Extract, from the listing that follows, each line containing the word "with".
— BEGIN WORKING DATA —
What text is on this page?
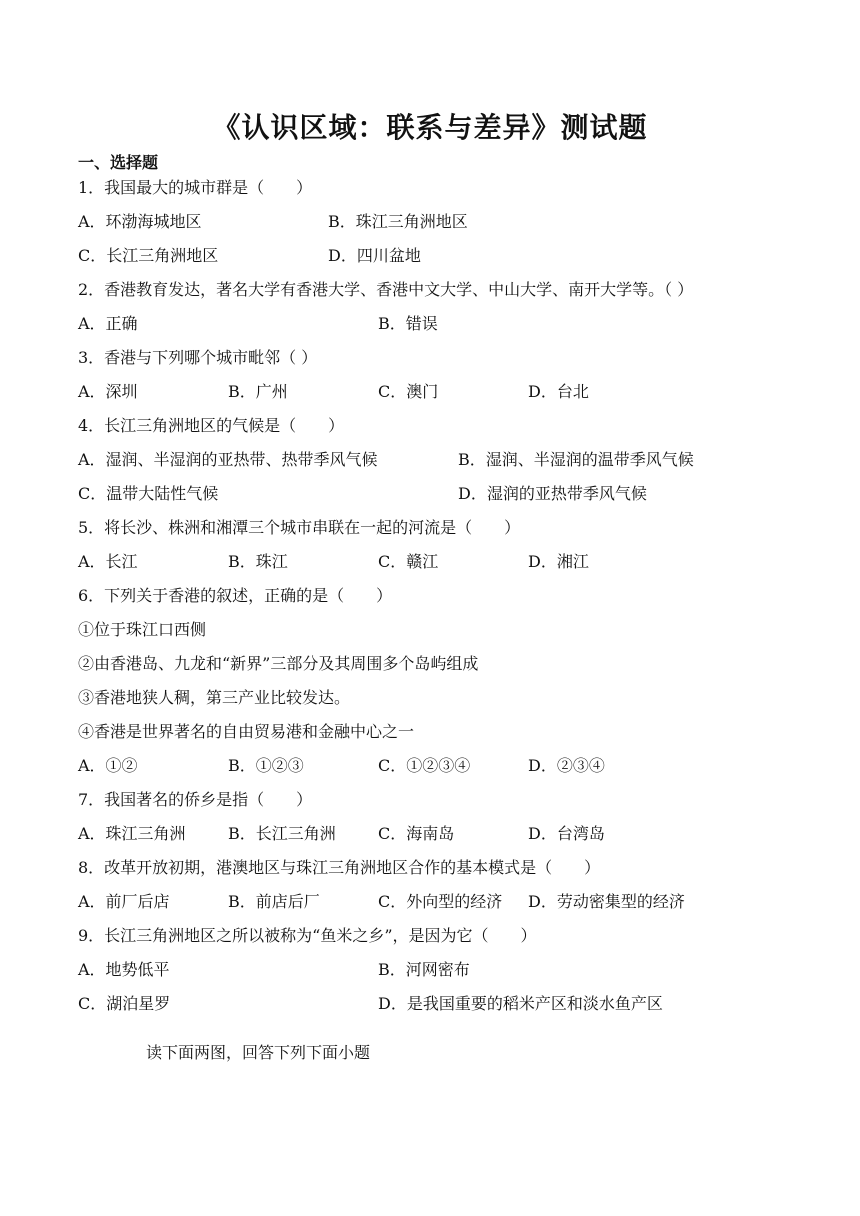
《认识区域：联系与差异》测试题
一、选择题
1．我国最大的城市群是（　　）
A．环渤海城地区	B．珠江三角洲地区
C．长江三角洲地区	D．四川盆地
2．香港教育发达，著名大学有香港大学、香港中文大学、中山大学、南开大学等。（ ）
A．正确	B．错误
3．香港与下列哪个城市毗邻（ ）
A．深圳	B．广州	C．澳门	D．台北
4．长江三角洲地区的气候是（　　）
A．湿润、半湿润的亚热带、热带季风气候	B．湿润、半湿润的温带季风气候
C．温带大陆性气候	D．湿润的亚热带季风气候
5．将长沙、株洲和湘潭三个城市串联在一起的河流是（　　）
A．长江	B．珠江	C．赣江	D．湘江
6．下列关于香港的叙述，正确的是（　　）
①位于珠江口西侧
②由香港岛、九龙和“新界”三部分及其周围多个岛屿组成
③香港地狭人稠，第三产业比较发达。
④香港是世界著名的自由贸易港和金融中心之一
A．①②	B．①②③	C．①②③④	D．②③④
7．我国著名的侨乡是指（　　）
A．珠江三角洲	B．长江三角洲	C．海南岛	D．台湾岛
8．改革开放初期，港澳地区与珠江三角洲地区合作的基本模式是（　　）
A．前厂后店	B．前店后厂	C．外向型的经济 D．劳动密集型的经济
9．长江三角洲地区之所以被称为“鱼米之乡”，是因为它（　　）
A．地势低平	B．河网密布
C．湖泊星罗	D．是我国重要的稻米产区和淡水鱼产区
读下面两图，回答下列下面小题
— END WORKING DATA —
— BEGIN WORKING DATA —
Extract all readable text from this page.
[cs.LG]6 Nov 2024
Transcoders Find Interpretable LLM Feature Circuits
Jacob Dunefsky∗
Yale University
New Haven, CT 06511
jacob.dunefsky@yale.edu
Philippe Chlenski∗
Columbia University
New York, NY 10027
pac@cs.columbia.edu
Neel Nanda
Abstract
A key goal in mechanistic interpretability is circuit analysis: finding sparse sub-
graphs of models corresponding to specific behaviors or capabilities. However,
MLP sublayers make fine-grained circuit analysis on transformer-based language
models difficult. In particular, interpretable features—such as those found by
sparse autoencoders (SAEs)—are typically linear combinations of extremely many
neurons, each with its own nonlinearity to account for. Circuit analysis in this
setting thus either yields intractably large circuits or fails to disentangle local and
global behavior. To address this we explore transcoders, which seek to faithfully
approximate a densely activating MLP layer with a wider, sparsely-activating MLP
— END WORKING DATA —
THE OUTPUT:
neurons, each with its own nonlinearity to account for. Circuit analysis in this
approximate a densely activating MLP layer with a wider, sparsely-activating MLP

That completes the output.